**Aim**
Repeat the entire listing exactly.

**Data in this exercise**
[start]

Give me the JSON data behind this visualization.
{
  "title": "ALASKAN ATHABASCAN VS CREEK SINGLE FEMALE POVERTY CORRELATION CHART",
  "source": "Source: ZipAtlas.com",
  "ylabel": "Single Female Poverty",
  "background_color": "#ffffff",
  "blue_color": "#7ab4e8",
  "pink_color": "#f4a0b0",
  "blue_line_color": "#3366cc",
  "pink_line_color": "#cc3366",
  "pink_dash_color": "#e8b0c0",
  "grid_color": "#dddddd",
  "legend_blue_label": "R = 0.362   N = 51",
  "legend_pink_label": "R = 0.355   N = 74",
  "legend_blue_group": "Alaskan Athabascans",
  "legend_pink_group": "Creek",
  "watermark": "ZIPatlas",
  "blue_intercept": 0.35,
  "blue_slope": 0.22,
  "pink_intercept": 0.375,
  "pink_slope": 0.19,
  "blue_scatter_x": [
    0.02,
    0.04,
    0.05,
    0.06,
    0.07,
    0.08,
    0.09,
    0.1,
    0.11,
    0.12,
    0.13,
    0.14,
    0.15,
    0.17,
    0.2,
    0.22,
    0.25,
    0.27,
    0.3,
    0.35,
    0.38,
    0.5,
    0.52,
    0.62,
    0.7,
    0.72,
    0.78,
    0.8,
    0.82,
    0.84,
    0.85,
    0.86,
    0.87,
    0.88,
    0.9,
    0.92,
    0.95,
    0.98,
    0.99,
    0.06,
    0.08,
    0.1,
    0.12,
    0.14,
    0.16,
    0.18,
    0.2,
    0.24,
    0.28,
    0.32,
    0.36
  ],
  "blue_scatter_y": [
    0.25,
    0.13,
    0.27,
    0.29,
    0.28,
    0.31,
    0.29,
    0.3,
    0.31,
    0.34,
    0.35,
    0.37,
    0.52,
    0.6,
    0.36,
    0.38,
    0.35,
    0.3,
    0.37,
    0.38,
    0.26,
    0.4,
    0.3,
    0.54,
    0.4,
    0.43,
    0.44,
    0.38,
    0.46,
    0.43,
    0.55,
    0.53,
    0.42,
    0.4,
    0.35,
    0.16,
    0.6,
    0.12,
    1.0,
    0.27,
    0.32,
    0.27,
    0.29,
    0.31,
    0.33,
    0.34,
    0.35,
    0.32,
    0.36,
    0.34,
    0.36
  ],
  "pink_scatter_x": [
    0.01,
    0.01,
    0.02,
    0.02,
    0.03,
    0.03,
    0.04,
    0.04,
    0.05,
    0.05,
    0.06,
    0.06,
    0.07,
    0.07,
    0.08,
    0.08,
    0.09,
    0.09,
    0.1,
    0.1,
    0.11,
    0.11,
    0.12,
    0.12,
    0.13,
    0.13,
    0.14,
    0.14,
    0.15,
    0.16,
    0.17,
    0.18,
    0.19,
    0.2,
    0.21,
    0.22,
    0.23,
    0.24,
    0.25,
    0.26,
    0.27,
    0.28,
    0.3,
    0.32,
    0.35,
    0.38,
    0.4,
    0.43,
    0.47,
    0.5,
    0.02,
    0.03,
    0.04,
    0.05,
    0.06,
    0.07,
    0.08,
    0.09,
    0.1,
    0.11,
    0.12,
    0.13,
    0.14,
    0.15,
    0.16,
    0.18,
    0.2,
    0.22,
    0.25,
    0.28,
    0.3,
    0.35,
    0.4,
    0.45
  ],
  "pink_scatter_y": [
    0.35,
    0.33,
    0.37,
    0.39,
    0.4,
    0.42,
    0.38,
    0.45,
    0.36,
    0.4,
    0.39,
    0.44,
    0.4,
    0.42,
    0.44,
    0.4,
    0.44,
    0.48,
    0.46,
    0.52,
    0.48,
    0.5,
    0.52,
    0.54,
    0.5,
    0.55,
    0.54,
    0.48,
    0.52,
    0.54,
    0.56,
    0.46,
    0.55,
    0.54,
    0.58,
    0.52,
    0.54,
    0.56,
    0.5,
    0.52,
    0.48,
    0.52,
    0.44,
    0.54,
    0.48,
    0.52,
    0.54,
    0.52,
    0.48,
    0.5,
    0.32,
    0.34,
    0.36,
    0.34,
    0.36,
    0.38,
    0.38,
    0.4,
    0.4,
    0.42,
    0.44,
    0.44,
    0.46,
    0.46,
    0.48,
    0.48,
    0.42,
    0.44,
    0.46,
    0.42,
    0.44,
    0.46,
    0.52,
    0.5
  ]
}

[end]

**Solution below**
Give me the JSON data behind this visualization.
{
  "title": "ALASKAN ATHABASCAN VS CREEK SINGLE FEMALE POVERTY CORRELATION CHART",
  "source": "Source: ZipAtlas.com",
  "ylabel": "Single Female Poverty",
  "background_color": "#ffffff",
  "blue_color": "#7ab4e8",
  "pink_color": "#f4a0b0",
  "blue_line_color": "#3366cc",
  "pink_line_color": "#cc3366",
  "pink_dash_color": "#e8b0c0",
  "grid_color": "#dddddd",
  "legend_blue_label": "R = 0.362   N = 51",
  "legend_pink_label": "R = 0.355   N = 74",
  "legend_blue_group": "Alaskan Athabascans",
  "legend_pink_group": "Creek",
  "watermark": "ZIPatlas",
  "blue_intercept": 0.35,
  "blue_slope": 0.22,
  "pink_intercept": 0.375,
  "pink_slope": 0.19,
  "blue_scatter_x": [
    0.02,
    0.04,
    0.05,
    0.06,
    0.07,
    0.08,
    0.09,
    0.1,
    0.11,
    0.12,
    0.13,
    0.14,
    0.15,
    0.17,
    0.2,
    0.22,
    0.25,
    0.27,
    0.3,
    0.35,
    0.38,
    0.5,
    0.52,
    0.62,
    0.7,
    0.72,
    0.78,
    0.8,
    0.82,
    0.84,
    0.85,
    0.86,
    0.87,
    0.88,
    0.9,
    0.92,
    0.95,
    0.98,
    0.99,
    0.06,
    0.08,
    0.1,
    0.12,
    0.14,
    0.16,
    0.18,
    0.2,
    0.24,
    0.28,
    0.32,
    0.36
  ],
  "blue_scatter_y": [
    0.25,
    0.13,
    0.27,
    0.29,
    0.28,
    0.31,
    0.29,
    0.3,
    0.31,
    0.34,
    0.35,
    0.37,
    0.52,
    0.6,
    0.36,
    0.38,
    0.35,
    0.3,
    0.37,
    0.38,
    0.26,
    0.4,
    0.3,
    0.54,
    0.4,
    0.43,
    0.44,
    0.38,
    0.46,
    0.43,
    0.55,
    0.53,
    0.42,
    0.4,
    0.35,
    0.16,
    0.6,
    0.12,
    1.0,
    0.27,
    0.32,
    0.27,
    0.29,
    0.31,
    0.33,
    0.34,
    0.35,
    0.32,
    0.36,
    0.34,
    0.36
  ],
  "pink_scatter_x": [
    0.01,
    0.01,
    0.02,
    0.02,
    0.03,
    0.03,
    0.04,
    0.04,
    0.05,
    0.05,
    0.06,
    0.06,
    0.07,
    0.07,
    0.08,
    0.08,
    0.09,
    0.09,
    0.1,
    0.1,
    0.11,
    0.11,
    0.12,
    0.12,
    0.13,
    0.13,
    0.14,
    0.14,
    0.15,
    0.16,
    0.17,
    0.18,
    0.19,
    0.2,
    0.21,
    0.22,
    0.23,
    0.24,
    0.25,
    0.26,
    0.27,
    0.28,
    0.3,
    0.32,
    0.35,
    0.38,
    0.4,
    0.43,
    0.47,
    0.5,
    0.02,
    0.03,
    0.04,
    0.05,
    0.06,
    0.07,
    0.08,
    0.09,
    0.1,
    0.11,
    0.12,
    0.13,
    0.14,
    0.15,
    0.16,
    0.18,
    0.2,
    0.22,
    0.25,
    0.28,
    0.3,
    0.35,
    0.4,
    0.45
  ],
  "pink_scatter_y": [
    0.35,
    0.33,
    0.37,
    0.39,
    0.4,
    0.42,
    0.38,
    0.45,
    0.36,
    0.4,
    0.39,
    0.44,
    0.4,
    0.42,
    0.44,
    0.4,
    0.44,
    0.48,
    0.46,
    0.52,
    0.48,
    0.5,
    0.52,
    0.54,
    0.5,
    0.55,
    0.54,
    0.48,
    0.52,
    0.54,
    0.56,
    0.46,
    0.55,
    0.54,
    0.58,
    0.52,
    0.54,
    0.56,
    0.5,
    0.52,
    0.48,
    0.52,
    0.44,
    0.54,
    0.48,
    0.52,
    0.54,
    0.52,
    0.48,
    0.5,
    0.32,
    0.34,
    0.36,
    0.34,
    0.36,
    0.38,
    0.38,
    0.4,
    0.4,
    0.42,
    0.44,
    0.44,
    0.46,
    0.46,
    0.48,
    0.48,
    0.42,
    0.44,
    0.46,
    0.42,
    0.44,
    0.46,
    0.52,
    0.5
  ]
}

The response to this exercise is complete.